Отрывок из источника:
Об отце Георгии я и сам слышал в Хиландаре разные истории. Например, слышал я о том, как он целый год прожил в пещерах над скитом Святой Анны, пока его не выжили оттуда любопытные. Однажды он пришел туда, возле большой скалы вбил в землю два столба, соединил их перекладинами со скалой и набросал сверху веток, соорудив таким образом крышу. С собой у него был мешок сухарей, ими он питался целый год, сидя под этим навесом в жару и в мороз, в дождь и ветер, шествуя путем древних афонских постников.

Мне рассказывали, что отец Георгий, живя одиноко в пустыне, время от времени все же приходил в монастырь и проводил там несколько дней. Он выбрал себе келью в заброшенной части здания — без окон и дверей, без мебели. С собой он принес лишь несколько книг, да так и оставил их в пустой комнате. Монах-виноградарь (тот самый, что рассказывал о братстве семерых) нашел эти книги и взял почитать. Спустя несколько недель отец Георгий обнаружил пропажу и стал разыскивать свои книги. «Виновник» сразу же нашелся и принялся оправдываться тем, что книги были брошены, а ему они нужны, он их читает. Но отец Георгий почему-то уперся и всё повторял: «Верни мои книги». Виноградарь, отец Симеон, сначала удивленно на него посмотрел, а потом с печалью заметил: «Ах вот как, значит. А я думал, что ты подвижник, что нам всем до тебя далеко». И, не тратя больше слов, пошел за книгами. Отец Георгий, пораженный, замолчал и, когда прошло первое потрясение, признался, что скромный собрат дал ему полезный урок; всякое может случиться с человеком в пустыне, если он недостаточно подготовлен. Когда нет другого критерия, кроме себя самого, легко впасть в искушение. Общежитие — необходимая ступень духовной жизни, через которую монаху нельзя перескакивать. Нехорошо сразу устремляться в пустыню, где искушения - более высокого, духовного рода.

Выдержка из материалов:
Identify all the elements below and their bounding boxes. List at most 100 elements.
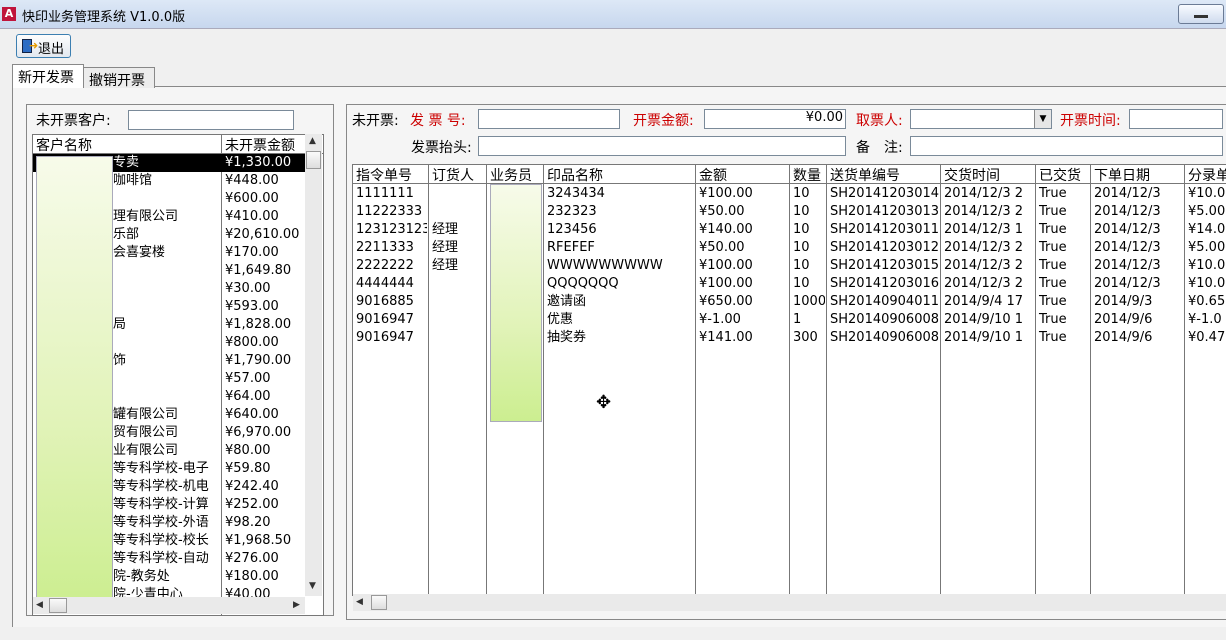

Задания:
- 1) Перепишите без изменений часть отрывка об отце Георгии, начиная со слов «Об отце Георгии» и заканчивая словами «древних афонских постников.».
- 2) Ответьте на вопросы по отрывку об отце Георгии.
(а) Чем отец Георгий питался целый год в пещерах над скитом Святой Анны?
(б) Как звали монаха-виноградаря?
(в) Какую келью выбрал себе отец Георгий в монастыре?
- 3) Кратко перескажите абзац отрывка об отце Георгии, начинающийся словами «Мне рассказывали, что отец Георгий», сохранив основные факты.
Материалы для работы не понадобятся.

Решения заданий:
- 1)
Об отце Георгии я и сам слышал в Хиландаре разные истории. Например, слышал я о том, как он целый год прожил в пещерах над скитом Святой Анны, пока его не выжили оттуда любопытные. Однажды он пришел туда, возле большой скалы вбил в землю два столба, соединил их перекладинами со скалой и набросал сверху веток, соорудив таким образом крышу. С собой у него был мешок сухарей, ими он питался целый год, сидя под этим навесом в жару и в мороз, в дождь и ветер, шествуя путем древних афонских постников.

- 2)
(а) Сухарями, которые он принес с собой в мешке.
(б) Отец Симеон.
(в) Келью в заброшенной части здания, без окон, дверей и мебели.

- 3) Отец Георгий жил отшельником, но иногда на несколько дней приходил в монастырь. Там он занимал пустую келью в заброшенной части здания и оставил в ней несколько книг. Монах-виноградарь отец Симеон нашел эти книги и взял их почитать. Через несколько недель отец Георгий потребовал вернуть книги, хотя отец Симеон объяснил, что книги были брошены, а ему они нужны для чтения. Тогда отец Симеон с печалью сказал, что считал его подвижником, и молча принес книги. Пораженный отец Георгий признал, что получил полезный урок. Человек, недостаточно подготовленный к пустыне, легко впадает в искушение, когда у него нет другого мерила, кроме самого себя. Поэтому монаху нельзя миновать общежитие, ведь в пустыне искушения более высокого, духовного рода.